* Material for the task *
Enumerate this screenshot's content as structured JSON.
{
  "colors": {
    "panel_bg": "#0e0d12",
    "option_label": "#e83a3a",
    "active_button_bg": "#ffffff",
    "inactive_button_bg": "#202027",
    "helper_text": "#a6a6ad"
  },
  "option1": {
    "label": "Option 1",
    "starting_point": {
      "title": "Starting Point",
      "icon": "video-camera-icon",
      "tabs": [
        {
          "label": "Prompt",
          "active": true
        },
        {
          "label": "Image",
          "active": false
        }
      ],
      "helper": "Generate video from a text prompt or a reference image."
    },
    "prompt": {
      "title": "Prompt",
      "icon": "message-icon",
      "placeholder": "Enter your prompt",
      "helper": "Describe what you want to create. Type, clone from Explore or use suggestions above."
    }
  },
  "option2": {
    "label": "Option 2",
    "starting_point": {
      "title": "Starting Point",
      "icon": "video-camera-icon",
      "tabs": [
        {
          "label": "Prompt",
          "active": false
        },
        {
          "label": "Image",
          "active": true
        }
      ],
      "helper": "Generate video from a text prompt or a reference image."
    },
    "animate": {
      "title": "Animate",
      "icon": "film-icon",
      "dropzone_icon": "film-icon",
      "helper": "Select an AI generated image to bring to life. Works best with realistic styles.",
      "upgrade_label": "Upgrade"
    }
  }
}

* Stated task *
Faithfully copy every entry, leaving nothing out.

* Response to this task *
Enumerate this screenshot's content as structured JSON.
{
  "colors": {
    "panel_bg": "#0e0d12",
    "option_label": "#e83a3a",
    "active_button_bg": "#ffffff",
    "inactive_button_bg": "#202027",
    "helper_text": "#a6a6ad"
  },
  "option1": {
    "label": "Option 1",
    "starting_point": {
      "title": "Starting Point",
      "icon": "video-camera-icon",
      "tabs": [
        {
          "label": "Prompt",
          "active": true
        },
        {
          "label": "Image",
          "active": false
        }
      ],
      "helper": "Generate video from a text prompt or a reference image."
    },
    "prompt": {
      "title": "Prompt",
      "icon": "message-icon",
      "placeholder": "Enter your prompt",
      "helper": "Describe what you want to create. Type, clone from Explore or use suggestions above."
    }
  },
  "option2": {
    "label": "Option 2",
    "starting_point": {
      "title": "Starting Point",
      "icon": "video-camera-icon",
      "tabs": [
        {
          "label": "Prompt",
          "active": false
        },
        {
          "label": "Image",
          "active": true
        }
      ],
      "helper": "Generate video from a text prompt or a reference image."
    },
    "animate": {
      "title": "Animate",
      "icon": "film-icon",
      "dropzone_icon": "film-icon",
      "helper": "Select an AI generated image to bring to life. Works best with realistic styles.",
      "upgrade_label": "Upgrade"
    }
  }
}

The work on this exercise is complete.